Supplied information:
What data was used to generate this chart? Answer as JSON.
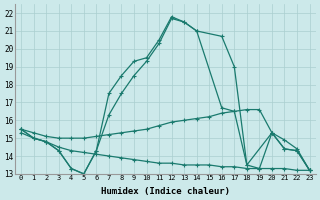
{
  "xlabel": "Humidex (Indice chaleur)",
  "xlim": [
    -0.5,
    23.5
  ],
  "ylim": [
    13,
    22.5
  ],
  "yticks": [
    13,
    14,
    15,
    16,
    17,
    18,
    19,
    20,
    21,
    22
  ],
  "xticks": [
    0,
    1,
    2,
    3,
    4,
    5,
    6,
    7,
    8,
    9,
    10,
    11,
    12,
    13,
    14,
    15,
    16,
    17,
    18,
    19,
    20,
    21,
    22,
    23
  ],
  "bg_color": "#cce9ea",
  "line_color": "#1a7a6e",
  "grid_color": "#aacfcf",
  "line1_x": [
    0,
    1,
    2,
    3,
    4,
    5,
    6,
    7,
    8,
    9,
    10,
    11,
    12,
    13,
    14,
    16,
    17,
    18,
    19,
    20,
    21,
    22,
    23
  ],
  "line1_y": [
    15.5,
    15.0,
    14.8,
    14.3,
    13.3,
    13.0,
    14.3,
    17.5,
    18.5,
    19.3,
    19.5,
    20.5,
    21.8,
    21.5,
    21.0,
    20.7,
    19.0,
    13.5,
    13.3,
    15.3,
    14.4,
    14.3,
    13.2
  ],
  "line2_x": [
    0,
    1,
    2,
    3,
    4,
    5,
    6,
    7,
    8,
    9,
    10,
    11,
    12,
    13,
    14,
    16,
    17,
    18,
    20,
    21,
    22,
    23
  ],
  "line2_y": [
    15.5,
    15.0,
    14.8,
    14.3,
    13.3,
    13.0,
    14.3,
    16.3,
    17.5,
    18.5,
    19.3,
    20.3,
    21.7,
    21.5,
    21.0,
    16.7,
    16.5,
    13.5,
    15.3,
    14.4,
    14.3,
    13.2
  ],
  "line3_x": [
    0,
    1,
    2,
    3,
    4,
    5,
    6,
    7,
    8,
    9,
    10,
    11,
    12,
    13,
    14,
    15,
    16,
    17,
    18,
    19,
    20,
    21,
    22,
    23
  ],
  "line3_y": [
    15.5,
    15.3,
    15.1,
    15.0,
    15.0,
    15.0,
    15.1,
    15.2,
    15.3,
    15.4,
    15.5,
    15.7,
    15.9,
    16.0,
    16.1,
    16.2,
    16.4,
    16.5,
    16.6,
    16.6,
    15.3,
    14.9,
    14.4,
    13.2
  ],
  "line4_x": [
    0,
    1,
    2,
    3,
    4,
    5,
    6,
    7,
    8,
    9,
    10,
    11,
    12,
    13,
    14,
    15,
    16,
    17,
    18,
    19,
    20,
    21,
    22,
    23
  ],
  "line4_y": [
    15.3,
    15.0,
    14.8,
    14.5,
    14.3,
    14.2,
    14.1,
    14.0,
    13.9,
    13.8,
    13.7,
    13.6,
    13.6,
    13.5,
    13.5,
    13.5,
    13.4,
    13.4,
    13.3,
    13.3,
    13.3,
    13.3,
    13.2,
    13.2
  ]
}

Required work:
Reproduce the whole listing word for word, setting aside any pictures.

Written response:
What data was used to generate this chart? Answer as JSON.
{
  "xlabel": "Humidex (Indice chaleur)",
  "xlim": [
    -0.5,
    23.5
  ],
  "ylim": [
    13,
    22.5
  ],
  "yticks": [
    13,
    14,
    15,
    16,
    17,
    18,
    19,
    20,
    21,
    22
  ],
  "xticks": [
    0,
    1,
    2,
    3,
    4,
    5,
    6,
    7,
    8,
    9,
    10,
    11,
    12,
    13,
    14,
    15,
    16,
    17,
    18,
    19,
    20,
    21,
    22,
    23
  ],
  "bg_color": "#cce9ea",
  "line_color": "#1a7a6e",
  "grid_color": "#aacfcf",
  "line1_x": [
    0,
    1,
    2,
    3,
    4,
    5,
    6,
    7,
    8,
    9,
    10,
    11,
    12,
    13,
    14,
    16,
    17,
    18,
    19,
    20,
    21,
    22,
    23
  ],
  "line1_y": [
    15.5,
    15.0,
    14.8,
    14.3,
    13.3,
    13.0,
    14.3,
    17.5,
    18.5,
    19.3,
    19.5,
    20.5,
    21.8,
    21.5,
    21.0,
    20.7,
    19.0,
    13.5,
    13.3,
    15.3,
    14.4,
    14.3,
    13.2
  ],
  "line2_x": [
    0,
    1,
    2,
    3,
    4,
    5,
    6,
    7,
    8,
    9,
    10,
    11,
    12,
    13,
    14,
    16,
    17,
    18,
    20,
    21,
    22,
    23
  ],
  "line2_y": [
    15.5,
    15.0,
    14.8,
    14.3,
    13.3,
    13.0,
    14.3,
    16.3,
    17.5,
    18.5,
    19.3,
    20.3,
    21.7,
    21.5,
    21.0,
    16.7,
    16.5,
    13.5,
    15.3,
    14.4,
    14.3,
    13.2
  ],
  "line3_x": [
    0,
    1,
    2,
    3,
    4,
    5,
    6,
    7,
    8,
    9,
    10,
    11,
    12,
    13,
    14,
    15,
    16,
    17,
    18,
    19,
    20,
    21,
    22,
    23
  ],
  "line3_y": [
    15.5,
    15.3,
    15.1,
    15.0,
    15.0,
    15.0,
    15.1,
    15.2,
    15.3,
    15.4,
    15.5,
    15.7,
    15.9,
    16.0,
    16.1,
    16.2,
    16.4,
    16.5,
    16.6,
    16.6,
    15.3,
    14.9,
    14.4,
    13.2
  ],
  "line4_x": [
    0,
    1,
    2,
    3,
    4,
    5,
    6,
    7,
    8,
    9,
    10,
    11,
    12,
    13,
    14,
    15,
    16,
    17,
    18,
    19,
    20,
    21,
    22,
    23
  ],
  "line4_y": [
    15.3,
    15.0,
    14.8,
    14.5,
    14.3,
    14.2,
    14.1,
    14.0,
    13.9,
    13.8,
    13.7,
    13.6,
    13.6,
    13.5,
    13.5,
    13.5,
    13.4,
    13.4,
    13.3,
    13.3,
    13.3,
    13.3,
    13.2,
    13.2
  ]
}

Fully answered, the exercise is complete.